-- begin Material to process --

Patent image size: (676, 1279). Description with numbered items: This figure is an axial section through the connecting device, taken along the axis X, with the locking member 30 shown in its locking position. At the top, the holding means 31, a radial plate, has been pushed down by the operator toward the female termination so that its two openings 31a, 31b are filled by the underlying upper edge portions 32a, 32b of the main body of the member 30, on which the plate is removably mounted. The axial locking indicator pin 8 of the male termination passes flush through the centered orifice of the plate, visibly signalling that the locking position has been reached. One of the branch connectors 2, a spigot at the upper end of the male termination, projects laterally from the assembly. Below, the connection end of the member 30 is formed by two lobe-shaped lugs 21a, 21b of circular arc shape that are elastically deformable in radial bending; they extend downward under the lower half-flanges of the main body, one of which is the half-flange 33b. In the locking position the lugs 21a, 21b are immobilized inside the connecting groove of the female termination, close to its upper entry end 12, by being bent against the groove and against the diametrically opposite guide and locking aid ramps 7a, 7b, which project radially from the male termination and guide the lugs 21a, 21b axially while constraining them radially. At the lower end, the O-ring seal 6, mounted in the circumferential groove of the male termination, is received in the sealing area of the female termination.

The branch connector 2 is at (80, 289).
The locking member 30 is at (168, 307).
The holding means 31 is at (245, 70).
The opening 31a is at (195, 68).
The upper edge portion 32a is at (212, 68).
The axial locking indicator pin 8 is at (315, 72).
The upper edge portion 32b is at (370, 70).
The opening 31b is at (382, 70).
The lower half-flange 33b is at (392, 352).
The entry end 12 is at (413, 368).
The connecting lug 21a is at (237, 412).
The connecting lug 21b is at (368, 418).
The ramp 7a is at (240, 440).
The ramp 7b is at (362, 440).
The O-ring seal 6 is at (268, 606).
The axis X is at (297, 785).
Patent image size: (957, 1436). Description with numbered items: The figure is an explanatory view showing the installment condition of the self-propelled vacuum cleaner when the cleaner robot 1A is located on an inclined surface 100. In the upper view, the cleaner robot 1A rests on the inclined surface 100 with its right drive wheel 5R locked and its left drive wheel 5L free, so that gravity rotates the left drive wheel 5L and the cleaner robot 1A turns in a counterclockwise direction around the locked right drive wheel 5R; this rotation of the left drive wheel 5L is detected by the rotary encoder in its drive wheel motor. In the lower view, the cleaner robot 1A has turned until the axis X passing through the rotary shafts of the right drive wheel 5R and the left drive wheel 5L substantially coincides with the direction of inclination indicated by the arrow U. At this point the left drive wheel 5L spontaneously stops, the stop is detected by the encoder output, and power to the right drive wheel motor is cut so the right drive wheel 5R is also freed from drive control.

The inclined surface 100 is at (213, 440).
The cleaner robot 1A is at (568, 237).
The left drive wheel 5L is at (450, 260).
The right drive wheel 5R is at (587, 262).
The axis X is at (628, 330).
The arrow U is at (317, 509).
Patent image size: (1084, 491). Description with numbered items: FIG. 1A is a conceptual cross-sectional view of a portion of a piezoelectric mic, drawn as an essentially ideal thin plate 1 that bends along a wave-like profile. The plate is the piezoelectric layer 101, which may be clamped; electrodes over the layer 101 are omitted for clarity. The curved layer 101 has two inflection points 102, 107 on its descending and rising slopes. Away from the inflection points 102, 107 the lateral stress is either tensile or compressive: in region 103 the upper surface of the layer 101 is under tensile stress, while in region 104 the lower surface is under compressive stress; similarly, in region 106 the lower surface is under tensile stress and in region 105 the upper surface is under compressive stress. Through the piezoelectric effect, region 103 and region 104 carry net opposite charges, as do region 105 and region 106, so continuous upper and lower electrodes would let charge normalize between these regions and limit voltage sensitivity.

-- end Material to process --

- The exercise
Format every line of the records above as one numbered list, omitting the blank lines.

- Answer in full
1. Patent image size: (676, 1279). Description with numbered items: This figure is an axial section through the connecting device, taken along the axis X, with the locking member 30 shown in its locking position. At the top, the holding means 31, a radial plate, has been pushed down by the operator toward the female termination so that its two openings 31a, 31b are filled by the underlying upper edge portions 32a, 32b of the main body of the member 30, on which the plate is removably mounted. The axial locking indicator pin 8 of the male termination passes flush through the centered orifice of the plate, visibly signalling that the locking position has been reached. One of the branch connectors 2, a spigot at the upper end of the male termination, projects laterally from the assembly. Below, the connection end of the member 30 is formed by two lobe-shaped lugs 21a, 21b of circular arc shape that are elastically deformable in radial bending; they extend downward under the lower half-flanges of the main body, one of which is the half-flange 33b. In the locking position the lugs 21a, 21b are immobilized inside the connecting groove of the female termination, close to its upper entry end 12, by being bent against the groove and against the diametrically opposite guide and locking aid ramps 7a, 7b, which project radially from the male termination and guide the lugs 21a, 21b axially while constraining them radially. At the lower end, the O-ring seal 6, mounted in the circumferential groove of the male termination, is received in the sealing area of the female termination.
2. The branch connector 2 is at (80, 289).
3. The locking member 30 is at (168, 307).
4. The holding means 31 is at (245, 70).
5. The opening 31a is at (195, 68).
6. The upper edge portion 32a is at (212, 68).
7. The axial locking indicator pin 8 is at (315, 72).
8. The upper edge portion 32b is at (370, 70).
9. The opening 31b is at (382, 70).
10. The lower half-flange 33b is at (392, 352).
11. The entry end 12 is at (413, 368).
12. The connecting lug 21a is at (237, 412).
13. The connecting lug 21b is at (368, 418).
14. The ramp 7a is at (240, 440).
15. The ramp 7b is at (362, 440).
16. The O-ring seal 6 is at (268, 606).
17. The axis X is at (297, 785).
18. Patent image size: (957, 1436). Description with numbered items: The figure is an explanatory view showing the installment condition of the self-propelled vacuum cleaner when the cleaner robot 1A is located on an inclined surface 100. In the upper view, the cleaner robot 1A rests on the inclined surface 100 with its right drive wheel 5R locked and its left drive wheel 5L free, so that gravity rotates the left drive wheel 5L and the cleaner robot 1A turns in a counterclockwise direction around the locked right drive wheel 5R; this rotation of the left drive wheel 5L is detected by the rotary encoder in its drive wheel motor. In the lower view, the cleaner robot 1A has turned until the axis X passing through the rotary shafts of the right drive wheel 5R and the left drive wheel 5L substantially coincides with the direction of inclination indicated by the arrow U. At this point the left drive wheel 5L spontaneously stops, the stop is detected by the encoder output, and power to the right drive wheel motor is cut so the right drive wheel 5R is also freed from drive control.
19. The inclined surface 100 is at (213, 440).
20. The cleaner robot 1A is at (568, 237).
21. The left drive wheel 5L is at (450, 260).
22. The right drive wheel 5R is at (587, 262).
23. The axis X is at (628, 330).
24. The arrow U is at (317, 509).
25. Patent image size: (1084, 491). Description with numbered items: FIG. 1A is a conceptual cross-sectional view of a portion of a piezoelectric mic, drawn as an essentially ideal thin plate 1 that bends along a wave-like profile. The plate is the piezoelectric layer 101, which may be clamped; electrodes over the layer 101 are omitted for clarity. The curved layer 101 has two inflection points 102, 107 on its descending and rising slopes. Away from the inflection points 102, 107 the lateral stress is either tensile or compressive: in region 103 the upper surface of the layer 101 is under tensile stress, while in region 104 the lower surface is under compressive stress; similarly, in region 106 the lower surface is under tensile stress and in region 105 the upper surface is under compressive stress. Through the piezoelectric effect, region 103 and region 104 carry net opposite charges, as do region 105 and region 106, so continuous upper and lower electrodes would let charge normalize between these regions and limit voltage sensitivity.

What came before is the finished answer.